◆ EXERCISE GOAL ◆
Leave every picture out and write out the records below exactly.

☆ ☆ ☆ ☆

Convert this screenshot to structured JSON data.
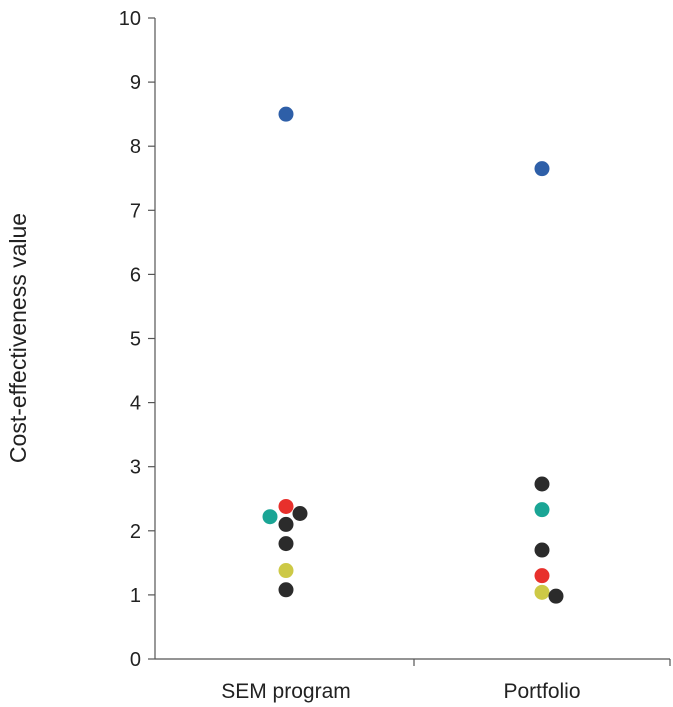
{
  "chart_data": {
    "type": "scatter",
    "title": "",
    "xlabel": "",
    "ylabel": "Cost-effectiveness value",
    "ylim": [
      0,
      10
    ],
    "yticks": [
      0,
      1,
      2,
      3,
      4,
      5,
      6,
      7,
      8,
      9,
      10
    ],
    "categories": [
      "SEM program",
      "Portfolio"
    ],
    "grid": false,
    "legend": "none",
    "points": [
      {
        "category": "SEM program",
        "y": 8.5,
        "color": "#2e5fa8"
      },
      {
        "category": "SEM program",
        "y": 2.38,
        "color": "#e8302c"
      },
      {
        "category": "SEM program",
        "y": 2.27,
        "color": "#2b2b2b"
      },
      {
        "category": "SEM program",
        "y": 2.22,
        "color": "#1aa595"
      },
      {
        "category": "SEM program",
        "y": 2.1,
        "color": "#2b2b2b"
      },
      {
        "category": "SEM program",
        "y": 1.8,
        "color": "#2b2b2b"
      },
      {
        "category": "SEM program",
        "y": 1.38,
        "color": "#cdc946"
      },
      {
        "category": "SEM program",
        "y": 1.08,
        "color": "#2b2b2b"
      },
      {
        "category": "Portfolio",
        "y": 7.65,
        "color": "#2e5fa8"
      },
      {
        "category": "Portfolio",
        "y": 2.73,
        "color": "#2b2b2b"
      },
      {
        "category": "Portfolio",
        "y": 2.33,
        "color": "#1aa595"
      },
      {
        "category": "Portfolio",
        "y": 1.7,
        "color": "#2b2b2b"
      },
      {
        "category": "Portfolio",
        "y": 1.3,
        "color": "#e8302c"
      },
      {
        "category": "Portfolio",
        "y": 1.04,
        "color": "#cdc946"
      },
      {
        "category": "Portfolio",
        "y": 0.98,
        "color": "#2b2b2b"
      }
    ]
  }
}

☆ ☆ ☆ ☆

◆ FINAL RESULT ◆
Convert this screenshot to structured JSON data.
{
  "chart_data": {
    "type": "scatter",
    "title": "",
    "xlabel": "",
    "ylabel": "Cost-effectiveness value",
    "ylim": [
      0,
      10
    ],
    "yticks": [
      0,
      1,
      2,
      3,
      4,
      5,
      6,
      7,
      8,
      9,
      10
    ],
    "categories": [
      "SEM program",
      "Portfolio"
    ],
    "grid": false,
    "legend": "none",
    "points": [
      {
        "category": "SEM program",
        "y": 8.5,
        "color": "#2e5fa8"
      },
      {
        "category": "SEM program",
        "y": 2.38,
        "color": "#e8302c"
      },
      {
        "category": "SEM program",
        "y": 2.27,
        "color": "#2b2b2b"
      },
      {
        "category": "SEM program",
        "y": 2.22,
        "color": "#1aa595"
      },
      {
        "category": "SEM program",
        "y": 2.1,
        "color": "#2b2b2b"
      },
      {
        "category": "SEM program",
        "y": 1.8,
        "color": "#2b2b2b"
      },
      {
        "category": "SEM program",
        "y": 1.38,
        "color": "#cdc946"
      },
      {
        "category": "SEM program",
        "y": 1.08,
        "color": "#2b2b2b"
      },
      {
        "category": "Portfolio",
        "y": 7.65,
        "color": "#2e5fa8"
      },
      {
        "category": "Portfolio",
        "y": 2.73,
        "color": "#2b2b2b"
      },
      {
        "category": "Portfolio",
        "y": 2.33,
        "color": "#1aa595"
      },
      {
        "category": "Portfolio",
        "y": 1.7,
        "color": "#2b2b2b"
      },
      {
        "category": "Portfolio",
        "y": 1.3,
        "color": "#e8302c"
      },
      {
        "category": "Portfolio",
        "y": 1.04,
        "color": "#cdc946"
      },
      {
        "category": "Portfolio",
        "y": 0.98,
        "color": "#2b2b2b"
      }
    ]
  }
}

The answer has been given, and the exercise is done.